Okunacak metin:
------------------------------------------------------------

Söz konusu beyitte rengi ve şekli itibariyle lâlenin kadeh olarak tasavvur edildiğini görüyoruz. Şair, okuyucuya seslenmekte ve lâle gibi aşk kadehinden aşk şarabını içmeyi teklif etmektedir.

Dîvan şiirinde malzeme olarak tercih edilen çiçeklerden lâle ve gülün Revânî tarafından da kullanıldığına şahit oluyoruz. Şair, bu çiçekleri birer teşbih unsuru olarak ele almış ve baharın bütünleyicisi olarak işlemiştir.

------------------------------------------------------------

Kayıtlı veriler:

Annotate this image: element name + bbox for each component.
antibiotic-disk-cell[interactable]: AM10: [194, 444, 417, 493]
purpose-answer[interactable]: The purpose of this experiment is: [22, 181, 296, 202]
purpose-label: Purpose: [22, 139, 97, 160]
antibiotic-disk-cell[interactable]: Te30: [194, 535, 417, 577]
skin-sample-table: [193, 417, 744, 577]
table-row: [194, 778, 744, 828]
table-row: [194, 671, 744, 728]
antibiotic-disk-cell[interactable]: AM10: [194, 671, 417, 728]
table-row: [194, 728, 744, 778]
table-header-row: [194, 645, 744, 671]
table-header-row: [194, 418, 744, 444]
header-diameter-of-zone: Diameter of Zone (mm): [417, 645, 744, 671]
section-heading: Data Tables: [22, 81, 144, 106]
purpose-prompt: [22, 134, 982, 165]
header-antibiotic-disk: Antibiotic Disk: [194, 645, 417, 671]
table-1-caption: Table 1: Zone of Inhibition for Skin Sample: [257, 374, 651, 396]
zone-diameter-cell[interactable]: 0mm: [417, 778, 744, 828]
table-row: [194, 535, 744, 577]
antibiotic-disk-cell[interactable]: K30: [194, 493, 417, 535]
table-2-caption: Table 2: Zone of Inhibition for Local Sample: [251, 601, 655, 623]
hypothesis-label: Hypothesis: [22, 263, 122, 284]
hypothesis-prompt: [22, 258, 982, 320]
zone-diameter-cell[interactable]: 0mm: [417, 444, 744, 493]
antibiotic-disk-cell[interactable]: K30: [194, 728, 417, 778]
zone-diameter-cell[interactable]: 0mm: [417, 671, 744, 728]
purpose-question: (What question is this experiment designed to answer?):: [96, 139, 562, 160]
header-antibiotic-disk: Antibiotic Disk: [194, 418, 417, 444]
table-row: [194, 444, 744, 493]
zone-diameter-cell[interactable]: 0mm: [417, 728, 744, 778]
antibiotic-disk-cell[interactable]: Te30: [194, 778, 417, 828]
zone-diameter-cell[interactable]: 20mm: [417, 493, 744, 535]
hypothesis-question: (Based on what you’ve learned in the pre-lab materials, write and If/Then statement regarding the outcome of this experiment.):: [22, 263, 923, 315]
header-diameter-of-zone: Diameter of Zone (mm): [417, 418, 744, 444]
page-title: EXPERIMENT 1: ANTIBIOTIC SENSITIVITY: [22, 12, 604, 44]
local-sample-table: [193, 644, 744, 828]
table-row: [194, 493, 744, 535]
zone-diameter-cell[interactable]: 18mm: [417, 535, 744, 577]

------------------------------------------------------------

Görev tanımı 1: Lâle ve gül üzerine olan metinde "Söz konusu beyitte" ifadesinden "bütünleyicisi olarak işlemiştir." ifadesine kadar uzanan bölümü kelimesi kelimesine yazın.
Görev tanımı 2: Kayıtların ilk satırından "hypothesis-question: (Based on" geçen satıra kadar, iki uç da dahil olmak üzere her satırı olduğu gibi alıntılayın.
Metin ile kayıtlar arasında herhangi bir bağ yoktur.

Görev çıktısı 1:
Söz konusu beyitte rengi ve şekli itibariyle lâlenin kadeh olarak tasavvur edildiğini görüyoruz. Şair, okuyucuya seslenmekte ve lâle gibi aşk kadehinden aşk şarabını içmeyi teklif etmektedir.

Dîvan şiirinde malzeme olarak tercih edilen çiçeklerden lâle ve gülün Revânî tarafından da kullanıldığına şahit oluyoruz. Şair, bu çiçekleri birer teşbih unsuru olarak ele almış ve baharın bütünleyicisi olarak işlemiştir.

Görev çıktısı 2:
Annotate this image: element name + bbox for each component.
antibiotic-disk-cell[interactable]: AM10: [194, 444, 417, 493]
purpose-answer[interactable]: The purpose of this experiment is: [22, 181, 296, 202]
purpose-label: Purpose: [22, 139, 97, 160]
antibiotic-disk-cell[interactable]: Te30: [194, 535, 417, 577]
skin-sample-table: [193, 417, 744, 577]
table-row: [194, 778, 744, 828]
table-row: [194, 671, 744, 728]
antibiotic-disk-cell[interactable]: AM10: [194, 671, 417, 728]
table-row: [194, 728, 744, 778]
table-header-row: [194, 645, 744, 671]
table-header-row: [194, 418, 744, 444]
header-diameter-of-zone: Diameter of Zone (mm): [417, 645, 744, 671]
section-heading: Data Tables: [22, 81, 144, 106]
purpose-prompt: [22, 134, 982, 165]
header-antibiotic-disk: Antibiotic Disk: [194, 645, 417, 671]
table-1-caption: Table 1: Zone of Inhibition for Skin Sample: [257, 374, 651, 396]
zone-diameter-cell[interactable]: 0mm: [417, 778, 744, 828]
table-row: [194, 535, 744, 577]
antibiotic-disk-cell[interactable]: K30: [194, 493, 417, 535]
table-2-caption: Table 2: Zone of Inhibition for Local Sample: [251, 601, 655, 623]
hypothesis-label: Hypothesis: [22, 263, 122, 284]
hypothesis-prompt: [22, 258, 982, 320]
zone-diameter-cell[interactable]: 0mm: [417, 444, 744, 493]
antibiotic-disk-cell[interactable]: K30: [194, 728, 417, 778]
zone-diameter-cell[interactable]: 0mm: [417, 671, 744, 728]
purpose-question: (What question is this experiment designed to answer?):: [96, 139, 562, 160]
header-antibiotic-disk: Antibiotic Disk: [194, 418, 417, 444]
table-row: [194, 444, 744, 493]
zone-diameter-cell[interactable]: 0mm: [417, 728, 744, 778]
antibiotic-disk-cell[interactable]: Te30: [194, 778, 417, 828]
zone-diameter-cell[interactable]: 20mm: [417, 493, 744, 535]
hypothesis-question: (Based on what you’ve learned in the pre-lab materials, write and If/Then statement regarding the outcome of this experiment.):: [22, 263, 923, 315]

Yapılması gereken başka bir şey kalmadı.